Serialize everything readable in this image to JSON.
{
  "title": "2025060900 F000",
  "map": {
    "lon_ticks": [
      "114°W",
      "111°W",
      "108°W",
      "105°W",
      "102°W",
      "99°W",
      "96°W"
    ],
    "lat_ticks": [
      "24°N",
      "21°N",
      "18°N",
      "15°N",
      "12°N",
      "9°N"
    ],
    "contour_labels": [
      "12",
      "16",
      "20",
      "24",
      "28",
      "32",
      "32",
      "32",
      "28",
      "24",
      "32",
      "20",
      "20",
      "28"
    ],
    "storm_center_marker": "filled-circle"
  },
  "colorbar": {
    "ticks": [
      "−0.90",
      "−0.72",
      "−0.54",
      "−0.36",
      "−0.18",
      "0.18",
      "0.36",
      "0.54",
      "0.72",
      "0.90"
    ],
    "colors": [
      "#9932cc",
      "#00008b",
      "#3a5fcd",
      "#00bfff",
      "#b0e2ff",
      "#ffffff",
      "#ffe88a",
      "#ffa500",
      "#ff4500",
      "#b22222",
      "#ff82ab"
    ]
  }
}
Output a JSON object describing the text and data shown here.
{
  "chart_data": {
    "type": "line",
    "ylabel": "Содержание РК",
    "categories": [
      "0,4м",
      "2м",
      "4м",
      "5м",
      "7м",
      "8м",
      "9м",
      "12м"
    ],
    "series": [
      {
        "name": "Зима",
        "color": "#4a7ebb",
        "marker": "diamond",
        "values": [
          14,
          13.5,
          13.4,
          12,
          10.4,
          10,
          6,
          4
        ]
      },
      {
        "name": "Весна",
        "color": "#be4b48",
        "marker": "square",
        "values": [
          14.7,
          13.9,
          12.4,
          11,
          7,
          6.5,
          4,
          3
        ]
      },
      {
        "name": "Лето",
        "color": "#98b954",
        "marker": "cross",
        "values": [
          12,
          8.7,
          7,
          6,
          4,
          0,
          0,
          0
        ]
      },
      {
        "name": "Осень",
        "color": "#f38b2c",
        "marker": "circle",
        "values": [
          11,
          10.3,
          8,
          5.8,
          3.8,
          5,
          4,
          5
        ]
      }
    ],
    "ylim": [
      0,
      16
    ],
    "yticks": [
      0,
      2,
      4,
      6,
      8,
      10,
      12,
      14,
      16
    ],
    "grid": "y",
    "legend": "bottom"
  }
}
----
Work out the count of lines containing the word "circle", then write only that count.

2